Return every line below in which "text" appears.
------------------------------------
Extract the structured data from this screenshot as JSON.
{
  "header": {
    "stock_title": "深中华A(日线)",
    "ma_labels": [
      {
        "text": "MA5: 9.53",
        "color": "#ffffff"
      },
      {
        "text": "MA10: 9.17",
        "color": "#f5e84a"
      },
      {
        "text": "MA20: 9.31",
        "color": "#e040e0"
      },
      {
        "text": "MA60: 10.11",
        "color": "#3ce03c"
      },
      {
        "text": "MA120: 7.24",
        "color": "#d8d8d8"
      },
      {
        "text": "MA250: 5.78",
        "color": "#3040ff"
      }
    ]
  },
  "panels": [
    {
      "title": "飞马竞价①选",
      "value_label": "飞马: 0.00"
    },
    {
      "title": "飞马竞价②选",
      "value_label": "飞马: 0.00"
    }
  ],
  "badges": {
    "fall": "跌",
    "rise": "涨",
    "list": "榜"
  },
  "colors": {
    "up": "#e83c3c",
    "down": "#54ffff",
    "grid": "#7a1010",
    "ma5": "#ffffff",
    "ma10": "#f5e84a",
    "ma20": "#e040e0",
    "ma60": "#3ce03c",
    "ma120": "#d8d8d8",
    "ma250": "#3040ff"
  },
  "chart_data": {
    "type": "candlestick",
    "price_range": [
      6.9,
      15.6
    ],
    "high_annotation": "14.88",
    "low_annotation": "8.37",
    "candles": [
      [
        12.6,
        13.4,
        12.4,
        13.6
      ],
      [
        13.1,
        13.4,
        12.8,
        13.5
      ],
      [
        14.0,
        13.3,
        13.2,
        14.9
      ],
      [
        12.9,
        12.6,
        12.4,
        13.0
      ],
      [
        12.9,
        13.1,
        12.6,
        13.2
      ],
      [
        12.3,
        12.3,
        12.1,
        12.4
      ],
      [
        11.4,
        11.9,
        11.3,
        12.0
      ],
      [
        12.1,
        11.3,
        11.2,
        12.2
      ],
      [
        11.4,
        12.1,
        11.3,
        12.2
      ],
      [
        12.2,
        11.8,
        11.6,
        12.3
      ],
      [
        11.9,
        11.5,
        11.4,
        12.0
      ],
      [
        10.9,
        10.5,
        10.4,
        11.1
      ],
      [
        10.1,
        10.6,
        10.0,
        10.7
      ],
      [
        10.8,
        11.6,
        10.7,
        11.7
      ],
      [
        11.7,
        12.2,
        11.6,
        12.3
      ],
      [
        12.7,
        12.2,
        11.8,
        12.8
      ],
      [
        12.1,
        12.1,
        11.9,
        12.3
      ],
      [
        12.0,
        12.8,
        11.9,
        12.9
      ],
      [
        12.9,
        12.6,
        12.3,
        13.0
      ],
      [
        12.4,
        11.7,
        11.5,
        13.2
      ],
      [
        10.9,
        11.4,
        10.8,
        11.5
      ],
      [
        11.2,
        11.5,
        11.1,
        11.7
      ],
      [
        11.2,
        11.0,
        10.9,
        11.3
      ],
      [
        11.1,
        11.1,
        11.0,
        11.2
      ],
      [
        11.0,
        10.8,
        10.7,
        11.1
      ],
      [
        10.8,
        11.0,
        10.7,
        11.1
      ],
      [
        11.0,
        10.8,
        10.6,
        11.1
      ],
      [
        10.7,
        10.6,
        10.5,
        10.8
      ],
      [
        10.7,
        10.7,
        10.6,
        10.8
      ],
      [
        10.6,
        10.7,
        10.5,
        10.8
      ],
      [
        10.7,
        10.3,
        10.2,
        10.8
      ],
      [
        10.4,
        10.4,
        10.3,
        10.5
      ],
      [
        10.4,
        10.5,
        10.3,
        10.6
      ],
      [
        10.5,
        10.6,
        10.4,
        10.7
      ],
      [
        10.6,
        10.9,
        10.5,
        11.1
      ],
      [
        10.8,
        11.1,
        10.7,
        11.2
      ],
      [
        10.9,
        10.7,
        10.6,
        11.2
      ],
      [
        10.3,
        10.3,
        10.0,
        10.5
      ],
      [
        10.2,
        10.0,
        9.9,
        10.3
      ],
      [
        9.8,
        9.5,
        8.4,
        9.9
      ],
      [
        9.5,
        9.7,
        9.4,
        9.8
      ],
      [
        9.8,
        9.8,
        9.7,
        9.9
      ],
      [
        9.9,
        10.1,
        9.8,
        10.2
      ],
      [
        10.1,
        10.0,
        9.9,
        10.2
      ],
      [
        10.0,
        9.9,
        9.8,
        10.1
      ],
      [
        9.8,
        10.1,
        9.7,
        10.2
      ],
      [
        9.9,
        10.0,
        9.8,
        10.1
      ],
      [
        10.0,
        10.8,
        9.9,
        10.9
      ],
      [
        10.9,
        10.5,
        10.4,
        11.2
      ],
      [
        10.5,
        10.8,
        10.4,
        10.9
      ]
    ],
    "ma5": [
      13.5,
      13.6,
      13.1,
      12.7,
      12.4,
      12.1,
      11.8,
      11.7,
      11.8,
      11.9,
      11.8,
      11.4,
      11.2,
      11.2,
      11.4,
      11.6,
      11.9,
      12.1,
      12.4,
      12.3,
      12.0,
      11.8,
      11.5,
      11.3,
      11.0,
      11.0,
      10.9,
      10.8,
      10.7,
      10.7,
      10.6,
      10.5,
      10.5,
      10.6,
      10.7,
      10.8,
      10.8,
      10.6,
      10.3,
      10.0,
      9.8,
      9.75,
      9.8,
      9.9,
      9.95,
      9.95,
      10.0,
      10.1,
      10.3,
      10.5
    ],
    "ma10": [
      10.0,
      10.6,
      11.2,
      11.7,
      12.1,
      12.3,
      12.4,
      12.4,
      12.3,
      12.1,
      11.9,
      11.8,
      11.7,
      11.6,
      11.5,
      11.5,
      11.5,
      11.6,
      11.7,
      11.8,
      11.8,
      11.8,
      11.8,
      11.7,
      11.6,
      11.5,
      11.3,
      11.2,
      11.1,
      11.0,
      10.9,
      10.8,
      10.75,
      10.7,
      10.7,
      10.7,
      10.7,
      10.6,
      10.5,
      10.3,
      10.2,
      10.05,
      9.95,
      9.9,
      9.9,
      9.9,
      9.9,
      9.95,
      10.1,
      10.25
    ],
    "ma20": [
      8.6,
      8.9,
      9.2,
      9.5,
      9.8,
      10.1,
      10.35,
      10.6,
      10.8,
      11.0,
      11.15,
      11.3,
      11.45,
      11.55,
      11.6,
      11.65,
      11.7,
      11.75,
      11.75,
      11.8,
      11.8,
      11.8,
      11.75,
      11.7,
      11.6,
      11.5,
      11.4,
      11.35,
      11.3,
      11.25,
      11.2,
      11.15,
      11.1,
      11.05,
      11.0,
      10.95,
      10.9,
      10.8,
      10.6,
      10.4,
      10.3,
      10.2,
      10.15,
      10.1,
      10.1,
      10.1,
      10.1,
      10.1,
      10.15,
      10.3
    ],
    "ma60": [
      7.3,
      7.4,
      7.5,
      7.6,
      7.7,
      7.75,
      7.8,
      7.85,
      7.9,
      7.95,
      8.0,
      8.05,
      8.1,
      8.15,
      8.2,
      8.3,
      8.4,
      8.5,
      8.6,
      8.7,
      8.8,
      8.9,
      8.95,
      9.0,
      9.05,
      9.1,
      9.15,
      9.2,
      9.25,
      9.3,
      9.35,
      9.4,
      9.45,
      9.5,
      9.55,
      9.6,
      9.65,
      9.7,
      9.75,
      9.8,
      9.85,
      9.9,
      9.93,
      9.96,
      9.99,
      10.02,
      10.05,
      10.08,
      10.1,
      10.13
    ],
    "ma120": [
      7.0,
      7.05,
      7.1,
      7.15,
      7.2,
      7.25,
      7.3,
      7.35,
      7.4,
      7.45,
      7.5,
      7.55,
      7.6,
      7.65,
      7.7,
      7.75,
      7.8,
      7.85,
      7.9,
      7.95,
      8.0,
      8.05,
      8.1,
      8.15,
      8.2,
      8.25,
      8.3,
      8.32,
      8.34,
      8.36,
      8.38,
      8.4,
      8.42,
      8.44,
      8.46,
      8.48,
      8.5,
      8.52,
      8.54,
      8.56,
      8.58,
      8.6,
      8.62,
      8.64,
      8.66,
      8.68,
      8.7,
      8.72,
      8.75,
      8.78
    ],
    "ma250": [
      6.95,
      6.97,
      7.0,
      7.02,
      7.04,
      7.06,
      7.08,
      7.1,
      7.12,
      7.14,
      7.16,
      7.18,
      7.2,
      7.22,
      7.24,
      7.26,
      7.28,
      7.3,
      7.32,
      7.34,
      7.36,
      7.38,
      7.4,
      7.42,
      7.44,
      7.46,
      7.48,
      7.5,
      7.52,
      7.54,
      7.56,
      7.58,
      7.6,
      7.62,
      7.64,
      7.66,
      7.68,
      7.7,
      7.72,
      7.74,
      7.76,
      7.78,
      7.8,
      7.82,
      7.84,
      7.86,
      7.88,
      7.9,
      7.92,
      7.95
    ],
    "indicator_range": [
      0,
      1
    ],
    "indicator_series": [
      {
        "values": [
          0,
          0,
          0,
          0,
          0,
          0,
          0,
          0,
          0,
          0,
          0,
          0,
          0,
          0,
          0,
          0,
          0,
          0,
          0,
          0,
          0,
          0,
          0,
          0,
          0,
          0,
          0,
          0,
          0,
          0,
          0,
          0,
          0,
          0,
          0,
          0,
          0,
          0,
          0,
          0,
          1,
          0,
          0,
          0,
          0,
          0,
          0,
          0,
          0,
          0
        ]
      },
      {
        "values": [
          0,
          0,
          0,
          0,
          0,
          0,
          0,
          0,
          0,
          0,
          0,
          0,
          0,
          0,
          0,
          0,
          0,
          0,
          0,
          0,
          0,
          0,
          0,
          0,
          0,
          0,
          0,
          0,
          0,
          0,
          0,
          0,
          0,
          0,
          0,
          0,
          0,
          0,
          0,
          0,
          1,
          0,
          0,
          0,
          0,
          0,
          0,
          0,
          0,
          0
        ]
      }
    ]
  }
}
------------------------------------
*Correct output*
        "text": "MA5: 9.53",
        "text": "MA10: 9.17",
        "text": "MA20: 9.31",
        "text": "MA60: 10.11",
        "text": "MA120: 7.24",
        "text": "MA250: 5.78",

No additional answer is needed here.